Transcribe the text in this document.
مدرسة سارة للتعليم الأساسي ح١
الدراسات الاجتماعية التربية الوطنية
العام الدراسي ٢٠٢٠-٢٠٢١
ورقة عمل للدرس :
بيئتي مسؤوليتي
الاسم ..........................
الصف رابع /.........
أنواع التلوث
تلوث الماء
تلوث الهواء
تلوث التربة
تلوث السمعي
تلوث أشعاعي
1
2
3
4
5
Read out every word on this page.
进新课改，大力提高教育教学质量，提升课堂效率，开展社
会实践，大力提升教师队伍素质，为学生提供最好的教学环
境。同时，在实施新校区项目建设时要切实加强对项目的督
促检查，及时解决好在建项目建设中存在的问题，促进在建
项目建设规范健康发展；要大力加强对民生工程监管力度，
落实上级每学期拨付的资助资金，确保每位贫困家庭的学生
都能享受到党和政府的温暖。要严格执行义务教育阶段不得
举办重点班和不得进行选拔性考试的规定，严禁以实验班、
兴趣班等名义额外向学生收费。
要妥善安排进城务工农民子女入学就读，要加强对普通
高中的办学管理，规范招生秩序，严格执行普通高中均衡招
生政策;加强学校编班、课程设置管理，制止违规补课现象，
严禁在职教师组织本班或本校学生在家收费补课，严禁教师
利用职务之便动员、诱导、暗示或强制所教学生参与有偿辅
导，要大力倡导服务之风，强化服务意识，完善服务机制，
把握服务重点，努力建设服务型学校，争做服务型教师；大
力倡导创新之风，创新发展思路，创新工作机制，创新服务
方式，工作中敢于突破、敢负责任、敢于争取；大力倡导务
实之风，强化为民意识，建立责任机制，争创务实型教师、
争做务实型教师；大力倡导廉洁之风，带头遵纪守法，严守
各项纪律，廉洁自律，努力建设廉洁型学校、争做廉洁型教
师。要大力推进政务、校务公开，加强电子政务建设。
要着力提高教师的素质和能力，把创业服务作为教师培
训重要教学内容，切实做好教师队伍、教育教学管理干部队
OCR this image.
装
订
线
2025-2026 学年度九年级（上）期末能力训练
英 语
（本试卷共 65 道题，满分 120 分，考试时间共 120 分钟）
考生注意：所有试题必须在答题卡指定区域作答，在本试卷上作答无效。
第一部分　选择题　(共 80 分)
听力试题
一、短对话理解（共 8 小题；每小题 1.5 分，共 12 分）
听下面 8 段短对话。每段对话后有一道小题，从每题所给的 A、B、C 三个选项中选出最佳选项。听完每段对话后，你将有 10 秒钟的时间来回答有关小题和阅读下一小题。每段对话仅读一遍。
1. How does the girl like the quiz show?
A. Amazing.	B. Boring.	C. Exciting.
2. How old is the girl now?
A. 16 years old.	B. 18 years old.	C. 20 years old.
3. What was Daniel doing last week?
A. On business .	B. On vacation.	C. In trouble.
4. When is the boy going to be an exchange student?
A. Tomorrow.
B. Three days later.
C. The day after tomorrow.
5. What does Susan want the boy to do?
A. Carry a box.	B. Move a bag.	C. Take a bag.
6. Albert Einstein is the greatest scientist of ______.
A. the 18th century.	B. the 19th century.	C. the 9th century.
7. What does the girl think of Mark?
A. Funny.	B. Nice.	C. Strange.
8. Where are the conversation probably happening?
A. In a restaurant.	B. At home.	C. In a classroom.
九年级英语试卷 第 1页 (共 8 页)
____
▸ **JOB**: Provide all the records again, word for word.

▸ **FINAL RESULT**:
Transcribe the text in this document.
مدرسة سارة للتعليم الأساسي ح١
الدراسات الاجتماعية التربية الوطنية
العام الدراسي ٢٠٢٠-٢٠٢١
ورقة عمل للدرس :
بيئتي مسؤوليتي
الاسم ..........................
الصف رابع /.........
أنواع التلوث
تلوث الماء
تلوث الهواء
تلوث التربة
تلوث السمعي
تلوث أشعاعي
1
2
3
4
5
Read out every word on this page.
进新课改，大力提高教育教学质量，提升课堂效率，开展社
会实践，大力提升教师队伍素质，为学生提供最好的教学环
境。同时，在实施新校区项目建设时要切实加强对项目的督
促检查，及时解决好在建项目建设中存在的问题，促进在建
项目建设规范健康发展；要大力加强对民生工程监管力度，
落实上级每学期拨付的资助资金，确保每位贫困家庭的学生
都能享受到党和政府的温暖。要严格执行义务教育阶段不得
举办重点班和不得进行选拔性考试的规定，严禁以实验班、
兴趣班等名义额外向学生收费。
要妥善安排进城务工农民子女入学就读，要加强对普通
高中的办学管理，规范招生秩序，严格执行普通高中均衡招
生政策;加强学校编班、课程设置管理，制止违规补课现象，
严禁在职教师组织本班或本校学生在家收费补课，严禁教师
利用职务之便动员、诱导、暗示或强制所教学生参与有偿辅
导，要大力倡导服务之风，强化服务意识，完善服务机制，
把握服务重点，努力建设服务型学校，争做服务型教师；大
力倡导创新之风，创新发展思路，创新工作机制，创新服务
方式，工作中敢于突破、敢负责任、敢于争取；大力倡导务
实之风，强化为民意识，建立责任机制，争创务实型教师、
争做务实型教师；大力倡导廉洁之风，带头遵纪守法，严守
各项纪律，廉洁自律，努力建设廉洁型学校、争做廉洁型教
师。要大力推进政务、校务公开，加强电子政务建设。
要着力提高教师的素质和能力，把创业服务作为教师培
训重要教学内容，切实做好教师队伍、教育教学管理干部队
OCR this image.
装
订
线
2025-2026 学年度九年级（上）期末能力训练
英 语
（本试卷共 65 道题，满分 120 分，考试时间共 120 分钟）
考生注意：所有试题必须在答题卡指定区域作答，在本试卷上作答无效。
第一部分　选择题　(共 80 分)
听力试题
一、短对话理解（共 8 小题；每小题 1.5 分，共 12 分）
听下面 8 段短对话。每段对话后有一道小题，从每题所给的 A、B、C 三个选项中选出最佳选项。听完每段对话后，你将有 10 秒钟的时间来回答有关小题和阅读下一小题。每段对话仅读一遍。
1. How does the girl like the quiz show?
A. Amazing.	B. Boring.	C. Exciting.
2. How old is the girl now?
A. 16 years old.	B. 18 years old.	C. 20 years old.
3. What was Daniel doing last week?
A. On business .	B. On vacation.	C. In trouble.
4. When is the boy going to be an exchange student?
A. Tomorrow.
B. Three days later.
C. The day after tomorrow.
5. What does Susan want the boy to do?
A. Carry a box.	B. Move a bag.	C. Take a bag.
6. Albert Einstein is the greatest scientist of ______.
A. the 18th century.	B. the 19th century.	C. the 9th century.
7. What does the girl think of Mark?
A. Funny.	B. Nice.	C. Strange.
8. Where are the conversation probably happening?
A. In a restaurant.	B. At home.	C. In a classroom.
九年级英语试卷 第 1页 (共 8 页)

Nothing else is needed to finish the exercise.